**Goal of the exercise**: Copy everything in the listing below word for word, apart from any images.

==========

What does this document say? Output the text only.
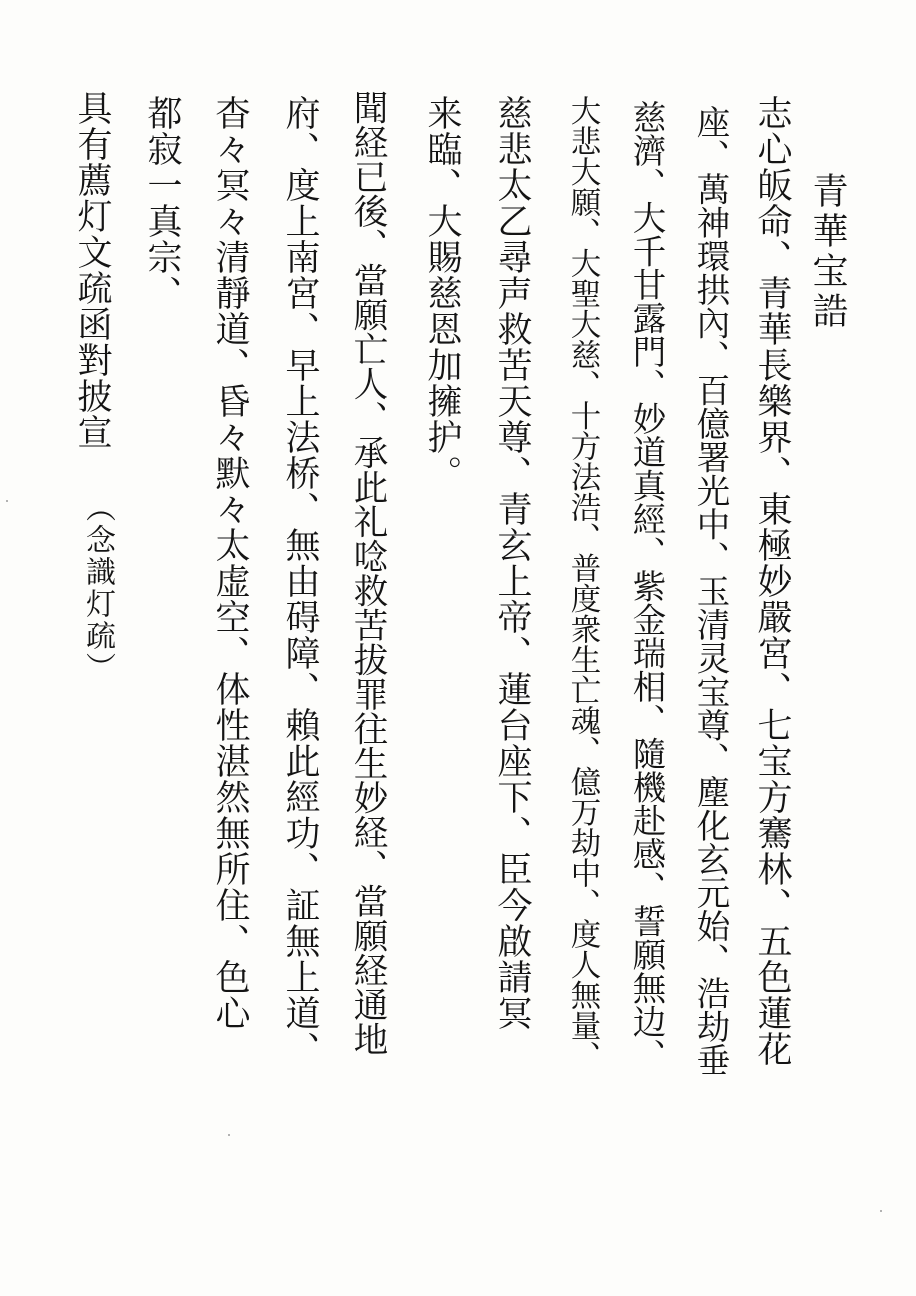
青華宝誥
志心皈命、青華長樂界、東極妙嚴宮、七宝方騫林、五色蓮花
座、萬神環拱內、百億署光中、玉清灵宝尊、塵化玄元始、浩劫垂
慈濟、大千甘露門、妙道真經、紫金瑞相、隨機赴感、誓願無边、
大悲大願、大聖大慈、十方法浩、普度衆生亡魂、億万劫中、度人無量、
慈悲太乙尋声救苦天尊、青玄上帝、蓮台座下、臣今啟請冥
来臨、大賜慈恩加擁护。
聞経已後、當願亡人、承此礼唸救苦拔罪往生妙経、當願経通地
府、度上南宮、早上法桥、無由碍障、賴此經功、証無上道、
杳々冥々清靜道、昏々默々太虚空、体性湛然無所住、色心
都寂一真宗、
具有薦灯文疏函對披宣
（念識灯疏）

==========

**Solution**:
What does this document say? Output the text only.
青華宝誥
志心皈命、青華長樂界、東極妙嚴宮、七宝方騫林、五色蓮花
座、萬神環拱內、百億署光中、玉清灵宝尊、塵化玄元始、浩劫垂
慈濟、大千甘露門、妙道真經、紫金瑞相、隨機赴感、誓願無边、
大悲大願、大聖大慈、十方法浩、普度衆生亡魂、億万劫中、度人無量、
慈悲太乙尋声救苦天尊、青玄上帝、蓮台座下、臣今啟請冥
来臨、大賜慈恩加擁护。
聞経已後、當願亡人、承此礼唸救苦拔罪往生妙経、當願経通地
府、度上南宮、早上法桥、無由碍障、賴此經功、証無上道、
杳々冥々清靜道、昏々默々太虚空、体性湛然無所住、色心
都寂一真宗、
具有薦灯文疏函對披宣
（念識灯疏）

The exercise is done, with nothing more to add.